PROBLEM: Show all lines from the data that include the word "carbono".

(A block of data)
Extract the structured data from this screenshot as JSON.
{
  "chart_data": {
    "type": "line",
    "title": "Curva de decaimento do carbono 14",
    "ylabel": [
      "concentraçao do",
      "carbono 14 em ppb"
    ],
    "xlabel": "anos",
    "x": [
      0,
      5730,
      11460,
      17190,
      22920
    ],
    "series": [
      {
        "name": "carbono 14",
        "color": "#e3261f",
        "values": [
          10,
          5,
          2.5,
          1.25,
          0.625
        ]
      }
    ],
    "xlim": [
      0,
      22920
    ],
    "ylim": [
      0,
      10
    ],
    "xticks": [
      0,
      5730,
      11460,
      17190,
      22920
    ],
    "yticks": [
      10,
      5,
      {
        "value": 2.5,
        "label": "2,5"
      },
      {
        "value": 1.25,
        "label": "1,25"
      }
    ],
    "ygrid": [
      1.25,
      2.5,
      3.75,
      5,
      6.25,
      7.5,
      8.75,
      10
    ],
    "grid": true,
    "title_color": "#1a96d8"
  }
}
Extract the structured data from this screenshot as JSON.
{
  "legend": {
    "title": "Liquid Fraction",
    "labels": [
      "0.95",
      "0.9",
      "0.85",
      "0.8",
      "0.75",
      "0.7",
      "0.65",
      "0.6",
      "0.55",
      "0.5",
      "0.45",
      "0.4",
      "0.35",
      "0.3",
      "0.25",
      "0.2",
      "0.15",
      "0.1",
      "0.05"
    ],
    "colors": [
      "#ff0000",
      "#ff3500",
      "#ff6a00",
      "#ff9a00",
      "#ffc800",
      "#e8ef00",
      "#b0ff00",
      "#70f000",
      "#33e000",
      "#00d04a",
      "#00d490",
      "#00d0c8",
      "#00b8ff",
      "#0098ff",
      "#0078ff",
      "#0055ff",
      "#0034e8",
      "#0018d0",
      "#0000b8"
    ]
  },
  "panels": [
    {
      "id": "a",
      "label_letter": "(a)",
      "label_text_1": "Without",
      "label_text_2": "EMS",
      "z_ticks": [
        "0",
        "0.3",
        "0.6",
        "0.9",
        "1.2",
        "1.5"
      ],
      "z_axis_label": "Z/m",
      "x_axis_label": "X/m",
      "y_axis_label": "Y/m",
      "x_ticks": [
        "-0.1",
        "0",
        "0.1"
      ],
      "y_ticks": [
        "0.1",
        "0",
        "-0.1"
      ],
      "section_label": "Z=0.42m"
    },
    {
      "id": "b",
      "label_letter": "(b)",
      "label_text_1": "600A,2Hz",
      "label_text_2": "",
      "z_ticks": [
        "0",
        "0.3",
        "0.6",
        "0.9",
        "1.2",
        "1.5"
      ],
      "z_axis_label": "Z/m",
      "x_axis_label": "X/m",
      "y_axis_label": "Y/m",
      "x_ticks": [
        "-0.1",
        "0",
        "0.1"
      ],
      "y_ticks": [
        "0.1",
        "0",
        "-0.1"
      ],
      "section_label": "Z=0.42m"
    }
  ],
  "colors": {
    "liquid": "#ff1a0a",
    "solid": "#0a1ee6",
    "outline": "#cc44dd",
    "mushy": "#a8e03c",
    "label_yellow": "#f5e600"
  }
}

REPLY:
    "title": "Curva de decaimento do carbono 14",
      "carbono 14 em ppb"
        "name": "carbono 14",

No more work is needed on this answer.